= Data excerpts =
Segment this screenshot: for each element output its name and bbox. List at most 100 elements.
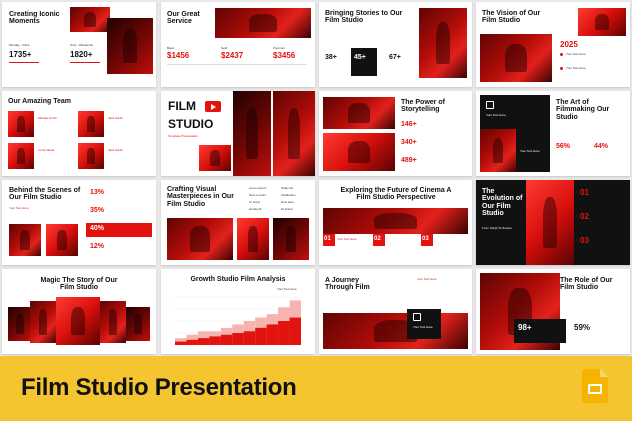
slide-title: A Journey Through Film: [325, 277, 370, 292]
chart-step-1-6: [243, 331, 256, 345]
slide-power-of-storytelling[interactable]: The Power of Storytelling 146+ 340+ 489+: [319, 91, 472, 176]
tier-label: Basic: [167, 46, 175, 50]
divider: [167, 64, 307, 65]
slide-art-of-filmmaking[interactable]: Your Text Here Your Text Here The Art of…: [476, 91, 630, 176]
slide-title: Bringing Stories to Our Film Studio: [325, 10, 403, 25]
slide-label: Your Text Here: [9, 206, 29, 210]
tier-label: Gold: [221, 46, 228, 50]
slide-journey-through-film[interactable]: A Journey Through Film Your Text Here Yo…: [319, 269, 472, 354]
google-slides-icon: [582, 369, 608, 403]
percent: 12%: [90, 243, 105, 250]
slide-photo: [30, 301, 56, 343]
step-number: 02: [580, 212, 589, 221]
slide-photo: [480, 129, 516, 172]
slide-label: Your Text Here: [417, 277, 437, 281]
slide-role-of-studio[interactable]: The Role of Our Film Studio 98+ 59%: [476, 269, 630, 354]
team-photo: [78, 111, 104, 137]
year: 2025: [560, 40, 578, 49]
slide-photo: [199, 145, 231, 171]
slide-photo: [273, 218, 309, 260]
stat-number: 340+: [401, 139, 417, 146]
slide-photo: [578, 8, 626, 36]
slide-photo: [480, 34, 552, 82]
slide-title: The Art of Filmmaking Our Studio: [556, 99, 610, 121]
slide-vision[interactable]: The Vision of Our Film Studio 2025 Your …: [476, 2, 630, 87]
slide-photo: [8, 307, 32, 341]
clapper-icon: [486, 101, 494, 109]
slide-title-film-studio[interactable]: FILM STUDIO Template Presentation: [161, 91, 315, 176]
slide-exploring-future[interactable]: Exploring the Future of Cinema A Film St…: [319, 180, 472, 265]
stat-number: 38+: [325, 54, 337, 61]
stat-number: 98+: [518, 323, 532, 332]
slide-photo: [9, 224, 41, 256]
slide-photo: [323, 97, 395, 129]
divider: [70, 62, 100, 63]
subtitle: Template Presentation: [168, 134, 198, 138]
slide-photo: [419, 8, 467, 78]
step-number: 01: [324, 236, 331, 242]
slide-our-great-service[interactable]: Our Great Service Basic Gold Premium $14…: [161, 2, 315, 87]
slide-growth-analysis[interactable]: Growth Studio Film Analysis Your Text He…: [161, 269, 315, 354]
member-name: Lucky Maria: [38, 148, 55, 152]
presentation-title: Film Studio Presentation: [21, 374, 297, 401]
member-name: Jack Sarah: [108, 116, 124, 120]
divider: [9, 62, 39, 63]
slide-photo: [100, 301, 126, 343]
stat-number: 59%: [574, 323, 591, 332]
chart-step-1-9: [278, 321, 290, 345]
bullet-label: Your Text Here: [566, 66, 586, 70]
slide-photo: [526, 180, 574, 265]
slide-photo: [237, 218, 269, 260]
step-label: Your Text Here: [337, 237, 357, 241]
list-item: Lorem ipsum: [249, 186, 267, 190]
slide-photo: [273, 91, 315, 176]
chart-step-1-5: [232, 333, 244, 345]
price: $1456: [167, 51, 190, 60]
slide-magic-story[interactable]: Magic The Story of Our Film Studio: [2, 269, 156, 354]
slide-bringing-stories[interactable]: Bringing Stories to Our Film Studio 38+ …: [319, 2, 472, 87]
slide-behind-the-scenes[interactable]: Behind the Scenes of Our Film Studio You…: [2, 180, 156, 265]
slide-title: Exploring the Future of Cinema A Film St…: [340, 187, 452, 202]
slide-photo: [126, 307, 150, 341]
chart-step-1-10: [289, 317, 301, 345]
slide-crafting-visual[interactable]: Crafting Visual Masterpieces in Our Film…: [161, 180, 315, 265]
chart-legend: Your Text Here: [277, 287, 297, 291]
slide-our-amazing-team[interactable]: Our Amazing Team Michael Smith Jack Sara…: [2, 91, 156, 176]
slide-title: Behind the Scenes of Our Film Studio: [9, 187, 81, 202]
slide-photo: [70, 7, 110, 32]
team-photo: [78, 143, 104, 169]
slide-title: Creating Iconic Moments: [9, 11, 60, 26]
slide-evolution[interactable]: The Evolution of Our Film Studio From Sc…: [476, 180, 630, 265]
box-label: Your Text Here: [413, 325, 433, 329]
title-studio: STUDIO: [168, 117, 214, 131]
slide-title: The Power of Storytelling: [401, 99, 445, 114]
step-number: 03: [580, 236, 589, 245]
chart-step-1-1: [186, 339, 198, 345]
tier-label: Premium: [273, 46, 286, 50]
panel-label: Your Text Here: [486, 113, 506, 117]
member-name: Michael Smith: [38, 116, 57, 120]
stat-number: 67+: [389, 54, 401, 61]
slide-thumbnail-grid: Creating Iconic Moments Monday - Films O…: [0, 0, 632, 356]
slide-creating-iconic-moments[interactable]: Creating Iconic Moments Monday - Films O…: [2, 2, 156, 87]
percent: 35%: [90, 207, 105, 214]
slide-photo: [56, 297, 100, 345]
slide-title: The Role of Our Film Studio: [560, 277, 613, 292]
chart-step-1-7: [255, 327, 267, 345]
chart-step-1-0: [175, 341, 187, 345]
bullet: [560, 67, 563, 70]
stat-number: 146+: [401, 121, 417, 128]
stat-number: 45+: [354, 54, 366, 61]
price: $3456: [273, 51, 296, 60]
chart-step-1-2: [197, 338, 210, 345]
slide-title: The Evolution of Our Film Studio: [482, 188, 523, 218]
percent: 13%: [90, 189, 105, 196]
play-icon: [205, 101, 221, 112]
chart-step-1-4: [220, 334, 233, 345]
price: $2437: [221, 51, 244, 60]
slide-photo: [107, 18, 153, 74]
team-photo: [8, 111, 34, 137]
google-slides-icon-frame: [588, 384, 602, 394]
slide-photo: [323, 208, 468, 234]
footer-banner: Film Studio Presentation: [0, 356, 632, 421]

* * *

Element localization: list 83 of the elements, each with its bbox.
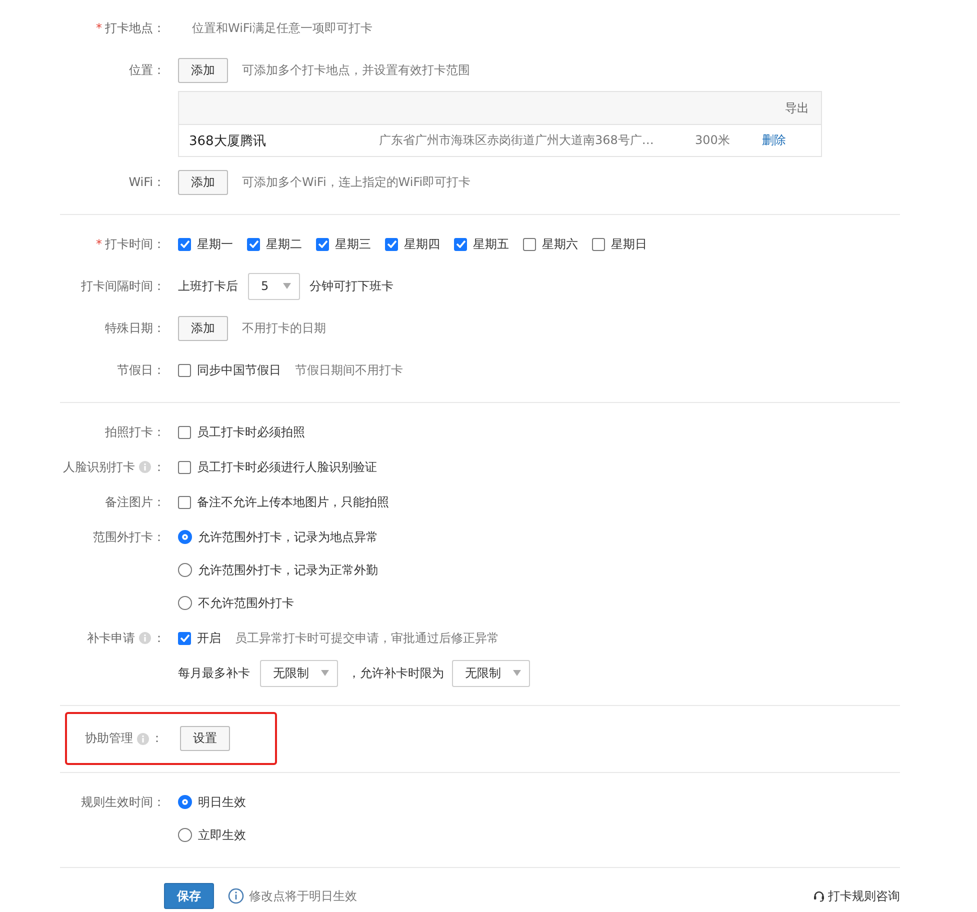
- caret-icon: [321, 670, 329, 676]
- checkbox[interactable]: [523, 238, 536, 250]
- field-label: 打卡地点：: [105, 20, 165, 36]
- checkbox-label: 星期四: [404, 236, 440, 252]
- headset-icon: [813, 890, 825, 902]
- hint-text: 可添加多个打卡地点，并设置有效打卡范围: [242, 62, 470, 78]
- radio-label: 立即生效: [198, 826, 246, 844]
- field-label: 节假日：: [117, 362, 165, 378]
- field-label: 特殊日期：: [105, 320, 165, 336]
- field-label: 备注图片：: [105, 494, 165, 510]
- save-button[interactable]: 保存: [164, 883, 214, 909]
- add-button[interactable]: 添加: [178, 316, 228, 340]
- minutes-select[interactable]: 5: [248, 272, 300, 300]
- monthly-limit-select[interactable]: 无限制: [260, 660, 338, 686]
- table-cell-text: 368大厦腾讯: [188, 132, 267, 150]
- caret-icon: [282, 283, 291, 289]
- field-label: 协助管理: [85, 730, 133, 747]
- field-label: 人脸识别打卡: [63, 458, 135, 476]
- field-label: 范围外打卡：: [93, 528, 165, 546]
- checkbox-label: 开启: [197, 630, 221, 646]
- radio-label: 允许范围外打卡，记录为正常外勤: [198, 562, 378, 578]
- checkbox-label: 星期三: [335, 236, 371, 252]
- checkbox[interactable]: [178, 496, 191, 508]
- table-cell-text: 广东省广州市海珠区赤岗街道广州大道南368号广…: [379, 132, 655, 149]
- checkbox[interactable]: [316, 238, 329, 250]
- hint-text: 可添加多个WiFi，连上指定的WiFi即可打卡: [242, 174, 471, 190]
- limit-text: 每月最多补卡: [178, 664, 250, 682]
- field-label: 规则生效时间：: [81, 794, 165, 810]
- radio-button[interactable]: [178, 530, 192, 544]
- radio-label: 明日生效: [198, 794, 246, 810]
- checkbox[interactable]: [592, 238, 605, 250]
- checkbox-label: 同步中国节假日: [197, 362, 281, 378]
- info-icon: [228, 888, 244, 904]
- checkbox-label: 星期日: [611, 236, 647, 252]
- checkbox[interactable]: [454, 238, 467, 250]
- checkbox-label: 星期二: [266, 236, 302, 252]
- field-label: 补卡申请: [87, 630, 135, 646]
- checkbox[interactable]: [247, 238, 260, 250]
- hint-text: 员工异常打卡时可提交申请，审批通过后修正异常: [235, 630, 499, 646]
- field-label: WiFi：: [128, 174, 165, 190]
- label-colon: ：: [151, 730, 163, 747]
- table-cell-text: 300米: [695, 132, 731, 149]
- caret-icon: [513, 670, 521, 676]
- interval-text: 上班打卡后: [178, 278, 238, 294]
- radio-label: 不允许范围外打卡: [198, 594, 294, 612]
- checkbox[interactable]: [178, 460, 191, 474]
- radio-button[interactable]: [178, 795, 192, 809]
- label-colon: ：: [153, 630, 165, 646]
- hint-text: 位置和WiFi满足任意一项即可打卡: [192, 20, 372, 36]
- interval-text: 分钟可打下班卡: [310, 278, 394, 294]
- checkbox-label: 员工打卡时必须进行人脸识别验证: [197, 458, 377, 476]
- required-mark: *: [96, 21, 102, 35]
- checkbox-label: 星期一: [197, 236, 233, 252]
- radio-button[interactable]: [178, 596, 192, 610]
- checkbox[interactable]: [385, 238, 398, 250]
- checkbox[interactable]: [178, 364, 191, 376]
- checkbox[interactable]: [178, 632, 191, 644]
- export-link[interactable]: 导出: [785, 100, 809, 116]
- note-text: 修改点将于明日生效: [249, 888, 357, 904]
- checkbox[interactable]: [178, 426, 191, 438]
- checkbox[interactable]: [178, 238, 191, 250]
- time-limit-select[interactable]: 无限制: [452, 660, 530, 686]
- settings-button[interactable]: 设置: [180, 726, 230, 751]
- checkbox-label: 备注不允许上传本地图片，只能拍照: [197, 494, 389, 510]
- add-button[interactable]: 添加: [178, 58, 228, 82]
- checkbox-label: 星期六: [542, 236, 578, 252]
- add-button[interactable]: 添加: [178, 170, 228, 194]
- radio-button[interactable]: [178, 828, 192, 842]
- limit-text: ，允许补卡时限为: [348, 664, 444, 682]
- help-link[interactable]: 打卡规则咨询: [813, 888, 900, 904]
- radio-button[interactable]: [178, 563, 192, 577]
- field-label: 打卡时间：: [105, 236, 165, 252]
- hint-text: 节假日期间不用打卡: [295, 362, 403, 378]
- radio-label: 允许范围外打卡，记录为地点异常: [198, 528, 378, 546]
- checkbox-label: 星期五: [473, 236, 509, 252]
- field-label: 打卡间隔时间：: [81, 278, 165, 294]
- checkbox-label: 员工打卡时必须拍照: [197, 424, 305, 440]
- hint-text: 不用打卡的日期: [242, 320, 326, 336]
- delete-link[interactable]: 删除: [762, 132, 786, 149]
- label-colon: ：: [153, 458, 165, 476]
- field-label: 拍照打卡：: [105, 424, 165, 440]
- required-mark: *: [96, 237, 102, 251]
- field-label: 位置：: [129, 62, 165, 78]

= What to produce =
Rewrite the entries from the line with "- caret-icon: [321, 670, 329, 676]" up to and including the line with "- field-label: 特殊日期：: [105, 320, 165, 336]", changing "headset-icon" to "support-icon" and leaving everything else the same.

= Response to the task =
- caret-icon: [321, 670, 329, 676]
- checkbox[interactable]: [523, 238, 536, 250]
- field-label: 打卡地点：: [105, 20, 165, 36]
- checkbox-label: 星期四: [404, 236, 440, 252]
- support-icon: [813, 890, 825, 902]
- hint-text: 可添加多个打卡地点，并设置有效打卡范围: [242, 62, 470, 78]
- radio-label: 立即生效: [198, 826, 246, 844]
- field-label: 节假日：: [117, 362, 165, 378]
- field-label: 特殊日期：: [105, 320, 165, 336]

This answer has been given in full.